_What is being asked_
Below are some entries; can you quote all of them exactly?

** start of Task inputs **

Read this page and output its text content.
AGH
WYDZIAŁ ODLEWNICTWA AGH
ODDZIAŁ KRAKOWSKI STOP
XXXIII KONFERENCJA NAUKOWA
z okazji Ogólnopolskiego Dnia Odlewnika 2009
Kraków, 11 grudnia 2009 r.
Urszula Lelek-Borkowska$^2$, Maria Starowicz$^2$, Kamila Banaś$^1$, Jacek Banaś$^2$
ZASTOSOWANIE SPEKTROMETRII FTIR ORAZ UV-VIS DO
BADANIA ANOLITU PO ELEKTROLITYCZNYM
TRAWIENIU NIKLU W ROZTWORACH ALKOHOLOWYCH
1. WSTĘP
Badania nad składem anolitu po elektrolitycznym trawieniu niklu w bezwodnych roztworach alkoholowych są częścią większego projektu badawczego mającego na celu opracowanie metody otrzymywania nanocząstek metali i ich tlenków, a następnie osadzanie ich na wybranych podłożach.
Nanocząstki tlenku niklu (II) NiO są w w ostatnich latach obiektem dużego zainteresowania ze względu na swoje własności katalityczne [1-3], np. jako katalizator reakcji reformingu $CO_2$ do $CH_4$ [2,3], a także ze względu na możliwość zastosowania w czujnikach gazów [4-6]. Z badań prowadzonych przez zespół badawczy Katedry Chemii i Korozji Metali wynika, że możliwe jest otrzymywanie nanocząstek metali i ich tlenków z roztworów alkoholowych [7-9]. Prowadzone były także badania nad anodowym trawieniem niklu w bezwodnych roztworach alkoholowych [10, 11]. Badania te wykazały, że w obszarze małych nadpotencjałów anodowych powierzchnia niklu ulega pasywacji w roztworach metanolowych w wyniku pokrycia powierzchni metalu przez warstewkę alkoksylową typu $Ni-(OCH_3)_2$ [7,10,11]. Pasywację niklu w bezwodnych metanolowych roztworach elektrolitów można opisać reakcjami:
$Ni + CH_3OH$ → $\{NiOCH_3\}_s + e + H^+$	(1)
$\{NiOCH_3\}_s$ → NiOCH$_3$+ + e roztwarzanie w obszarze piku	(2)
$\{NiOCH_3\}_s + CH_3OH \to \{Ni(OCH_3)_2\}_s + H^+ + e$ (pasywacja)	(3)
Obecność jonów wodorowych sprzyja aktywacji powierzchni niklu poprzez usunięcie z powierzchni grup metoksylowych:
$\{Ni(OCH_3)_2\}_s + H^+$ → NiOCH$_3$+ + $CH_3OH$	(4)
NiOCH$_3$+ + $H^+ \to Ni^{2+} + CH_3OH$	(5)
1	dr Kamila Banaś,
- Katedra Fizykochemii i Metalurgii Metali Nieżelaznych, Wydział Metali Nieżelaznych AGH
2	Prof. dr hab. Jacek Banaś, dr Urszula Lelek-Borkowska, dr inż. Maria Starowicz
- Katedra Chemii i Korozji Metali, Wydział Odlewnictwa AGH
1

** end of Task inputs **

_Written solution_
Read this page and output its text content.
AGH
WYDZIAŁ ODLEWNICTWA AGH
ODDZIAŁ KRAKOWSKI STOP
XXXIII KONFERENCJA NAUKOWA
z okazji Ogólnopolskiego Dnia Odlewnika 2009
Kraków, 11 grudnia 2009 r.
Urszula Lelek-Borkowska$^2$, Maria Starowicz$^2$, Kamila Banaś$^1$, Jacek Banaś$^2$
ZASTOSOWANIE SPEKTROMETRII FTIR ORAZ UV-VIS DO
BADANIA ANOLITU PO ELEKTROLITYCZNYM
TRAWIENIU NIKLU W ROZTWORACH ALKOHOLOWYCH
1. WSTĘP
Badania nad składem anolitu po elektrolitycznym trawieniu niklu w bezwodnych roztworach alkoholowych są częścią większego projektu badawczego mającego na celu opracowanie metody otrzymywania nanocząstek metali i ich tlenków, a następnie osadzanie ich na wybranych podłożach.
Nanocząstki tlenku niklu (II) NiO są w w ostatnich latach obiektem dużego zainteresowania ze względu na swoje własności katalityczne [1-3], np. jako katalizator reakcji reformingu $CO_2$ do $CH_4$ [2,3], a także ze względu na możliwość zastosowania w czujnikach gazów [4-6]. Z badań prowadzonych przez zespół badawczy Katedry Chemii i Korozji Metali wynika, że możliwe jest otrzymywanie nanocząstek metali i ich tlenków z roztworów alkoholowych [7-9]. Prowadzone były także badania nad anodowym trawieniem niklu w bezwodnych roztworach alkoholowych [10, 11]. Badania te wykazały, że w obszarze małych nadpotencjałów anodowych powierzchnia niklu ulega pasywacji w roztworach metanolowych w wyniku pokrycia powierzchni metalu przez warstewkę alkoksylową typu $Ni-(OCH_3)_2$ [7,10,11]. Pasywację niklu w bezwodnych metanolowych roztworach elektrolitów można opisać reakcjami:
$Ni + CH_3OH$ → $\{NiOCH_3\}_s + e + H^+$	(1)
$\{NiOCH_3\}_s$ → NiOCH$_3$+ + e roztwarzanie w obszarze piku	(2)
$\{NiOCH_3\}_s + CH_3OH \to \{Ni(OCH_3)_2\}_s + H^+ + e$ (pasywacja)	(3)
Obecność jonów wodorowych sprzyja aktywacji powierzchni niklu poprzez usunięcie z powierzchni grup metoksylowych:
$\{Ni(OCH_3)_2\}_s + H^+$ → NiOCH$_3$+ + $CH_3OH$	(4)
NiOCH$_3$+ + $H^+ \to Ni^{2+} + CH_3OH$	(5)
1	dr Kamila Banaś,
- Katedra Fizykochemii i Metalurgii Metali Nieżelaznych, Wydział Metali Nieżelaznych AGH
2	Prof. dr hab. Jacek Banaś, dr Urszula Lelek-Borkowska, dr inż. Maria Starowicz
- Katedra Chemii i Korozji Metali, Wydział Odlewnictwa AGH
1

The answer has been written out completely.